Excerpt from a dataset
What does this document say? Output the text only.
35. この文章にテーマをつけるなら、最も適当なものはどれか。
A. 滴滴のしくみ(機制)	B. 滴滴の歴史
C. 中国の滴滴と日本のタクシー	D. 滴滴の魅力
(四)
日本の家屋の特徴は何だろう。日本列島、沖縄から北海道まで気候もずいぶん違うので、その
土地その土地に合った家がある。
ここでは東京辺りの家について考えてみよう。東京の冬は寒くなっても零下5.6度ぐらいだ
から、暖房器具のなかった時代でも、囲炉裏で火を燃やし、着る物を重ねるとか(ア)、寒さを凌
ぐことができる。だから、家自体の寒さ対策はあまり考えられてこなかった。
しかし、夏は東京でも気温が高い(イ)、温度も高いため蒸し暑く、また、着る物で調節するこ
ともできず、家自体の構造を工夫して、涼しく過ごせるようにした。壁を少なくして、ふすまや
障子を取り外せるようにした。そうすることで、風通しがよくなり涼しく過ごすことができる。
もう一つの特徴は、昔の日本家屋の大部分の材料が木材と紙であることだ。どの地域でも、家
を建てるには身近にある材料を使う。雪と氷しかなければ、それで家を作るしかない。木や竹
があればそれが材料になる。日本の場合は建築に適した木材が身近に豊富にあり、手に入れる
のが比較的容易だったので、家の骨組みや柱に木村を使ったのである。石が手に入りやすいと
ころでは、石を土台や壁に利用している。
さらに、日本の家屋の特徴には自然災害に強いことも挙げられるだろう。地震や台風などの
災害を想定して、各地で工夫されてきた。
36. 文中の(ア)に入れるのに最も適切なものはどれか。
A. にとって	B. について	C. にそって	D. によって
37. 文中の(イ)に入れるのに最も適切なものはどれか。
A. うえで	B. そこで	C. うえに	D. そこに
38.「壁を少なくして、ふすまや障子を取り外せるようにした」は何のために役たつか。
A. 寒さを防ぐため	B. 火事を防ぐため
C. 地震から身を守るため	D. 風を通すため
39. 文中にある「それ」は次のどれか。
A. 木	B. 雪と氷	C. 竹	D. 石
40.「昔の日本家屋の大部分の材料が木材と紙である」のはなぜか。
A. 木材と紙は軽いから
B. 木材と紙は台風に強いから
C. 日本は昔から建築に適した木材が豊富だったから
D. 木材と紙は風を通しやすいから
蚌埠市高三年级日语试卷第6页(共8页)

▶ _REQUIREMENTS_
Send back all of the entries exactly, with nothing missing.

▶ _RESPONSE_
What does this document say? Output the text only.
35. この文章にテーマをつけるなら、最も適当なものはどれか。
A. 滴滴のしくみ(機制)	B. 滴滴の歴史
C. 中国の滴滴と日本のタクシー	D. 滴滴の魅力
(四)
日本の家屋の特徴は何だろう。日本列島、沖縄から北海道まで気候もずいぶん違うので、その
土地その土地に合った家がある。
ここでは東京辺りの家について考えてみよう。東京の冬は寒くなっても零下5.6度ぐらいだ
から、暖房器具のなかった時代でも、囲炉裏で火を燃やし、着る物を重ねるとか(ア)、寒さを凌
ぐことができる。だから、家自体の寒さ対策はあまり考えられてこなかった。
しかし、夏は東京でも気温が高い(イ)、温度も高いため蒸し暑く、また、着る物で調節するこ
ともできず、家自体の構造を工夫して、涼しく過ごせるようにした。壁を少なくして、ふすまや
障子を取り外せるようにした。そうすることで、風通しがよくなり涼しく過ごすことができる。
もう一つの特徴は、昔の日本家屋の大部分の材料が木材と紙であることだ。どの地域でも、家
を建てるには身近にある材料を使う。雪と氷しかなければ、それで家を作るしかない。木や竹
があればそれが材料になる。日本の場合は建築に適した木材が身近に豊富にあり、手に入れる
のが比較的容易だったので、家の骨組みや柱に木村を使ったのである。石が手に入りやすいと
ころでは、石を土台や壁に利用している。
さらに、日本の家屋の特徴には自然災害に強いことも挙げられるだろう。地震や台風などの
災害を想定して、各地で工夫されてきた。
36. 文中の(ア)に入れるのに最も適切なものはどれか。
A. にとって	B. について	C. にそって	D. によって
37. 文中の(イ)に入れるのに最も適切なものはどれか。
A. うえで	B. そこで	C. うえに	D. そこに
38.「壁を少なくして、ふすまや障子を取り外せるようにした」は何のために役たつか。
A. 寒さを防ぐため	B. 火事を防ぐため
C. 地震から身を守るため	D. 風を通すため
39. 文中にある「それ」は次のどれか。
A. 木	B. 雪と氷	C. 竹	D. 石
40.「昔の日本家屋の大部分の材料が木材と紙である」のはなぜか。
A. 木材と紙は軽いから
B. 木材と紙は台風に強いから
C. 日本は昔から建築に適した木材が豊富だったから
D. 木材と紙は風を通しやすいから
蚌埠市高三年级日语试卷第6页(共8页)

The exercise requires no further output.